*Data to use:*

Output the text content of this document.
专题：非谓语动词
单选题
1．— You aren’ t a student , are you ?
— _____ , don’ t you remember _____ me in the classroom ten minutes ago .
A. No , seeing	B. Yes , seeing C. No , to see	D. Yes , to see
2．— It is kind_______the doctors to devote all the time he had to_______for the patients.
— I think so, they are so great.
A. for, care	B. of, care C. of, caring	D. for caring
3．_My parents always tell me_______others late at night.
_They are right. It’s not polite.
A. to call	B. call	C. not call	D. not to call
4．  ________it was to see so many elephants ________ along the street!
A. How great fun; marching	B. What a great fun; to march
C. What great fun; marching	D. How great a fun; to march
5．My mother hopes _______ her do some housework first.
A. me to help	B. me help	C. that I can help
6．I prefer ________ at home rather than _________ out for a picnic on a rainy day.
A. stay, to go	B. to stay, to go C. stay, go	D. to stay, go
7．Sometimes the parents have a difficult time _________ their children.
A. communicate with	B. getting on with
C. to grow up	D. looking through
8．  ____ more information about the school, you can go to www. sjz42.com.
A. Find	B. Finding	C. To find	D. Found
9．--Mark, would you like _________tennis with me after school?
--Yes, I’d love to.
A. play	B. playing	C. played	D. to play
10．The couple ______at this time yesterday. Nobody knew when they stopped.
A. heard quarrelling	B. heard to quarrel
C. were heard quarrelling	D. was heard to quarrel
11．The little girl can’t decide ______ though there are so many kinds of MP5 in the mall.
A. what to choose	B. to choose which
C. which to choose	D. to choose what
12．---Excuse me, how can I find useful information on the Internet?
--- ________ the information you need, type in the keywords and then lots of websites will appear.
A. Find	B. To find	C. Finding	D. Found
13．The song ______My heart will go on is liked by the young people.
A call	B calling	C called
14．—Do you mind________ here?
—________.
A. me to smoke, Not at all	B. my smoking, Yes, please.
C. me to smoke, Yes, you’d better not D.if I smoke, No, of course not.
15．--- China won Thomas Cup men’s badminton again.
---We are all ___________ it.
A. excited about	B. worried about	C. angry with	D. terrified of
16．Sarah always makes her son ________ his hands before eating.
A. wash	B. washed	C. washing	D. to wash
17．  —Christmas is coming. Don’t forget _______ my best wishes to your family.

*Problem requirements:* Wherever a line in the data above holds "which", copy that line.

*Exercise solution:*
A. what to choose	B. to choose which
C. which to choose	D. to choose what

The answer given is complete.